═══ Dataset
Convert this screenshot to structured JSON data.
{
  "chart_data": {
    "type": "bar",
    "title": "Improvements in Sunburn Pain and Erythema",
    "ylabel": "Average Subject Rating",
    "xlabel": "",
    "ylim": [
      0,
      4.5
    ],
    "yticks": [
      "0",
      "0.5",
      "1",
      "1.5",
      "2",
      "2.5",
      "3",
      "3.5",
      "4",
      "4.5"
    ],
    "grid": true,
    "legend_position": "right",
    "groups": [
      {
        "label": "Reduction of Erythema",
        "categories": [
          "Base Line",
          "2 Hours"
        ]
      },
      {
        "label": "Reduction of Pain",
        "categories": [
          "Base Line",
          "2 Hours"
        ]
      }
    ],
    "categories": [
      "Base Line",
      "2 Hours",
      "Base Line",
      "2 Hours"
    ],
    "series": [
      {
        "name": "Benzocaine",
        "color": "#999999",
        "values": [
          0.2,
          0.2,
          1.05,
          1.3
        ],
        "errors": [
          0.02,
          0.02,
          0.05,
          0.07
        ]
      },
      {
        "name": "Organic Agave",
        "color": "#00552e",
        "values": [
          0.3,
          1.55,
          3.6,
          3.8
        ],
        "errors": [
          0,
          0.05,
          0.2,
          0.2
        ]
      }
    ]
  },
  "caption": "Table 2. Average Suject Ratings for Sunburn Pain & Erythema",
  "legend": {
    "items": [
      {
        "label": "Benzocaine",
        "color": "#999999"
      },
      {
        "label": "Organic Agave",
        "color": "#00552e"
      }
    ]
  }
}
══════
■ Instructions for the task: Each line of the data that includes the word "Average" counts once; report the total and nothing more.

■ Answer to this task: 2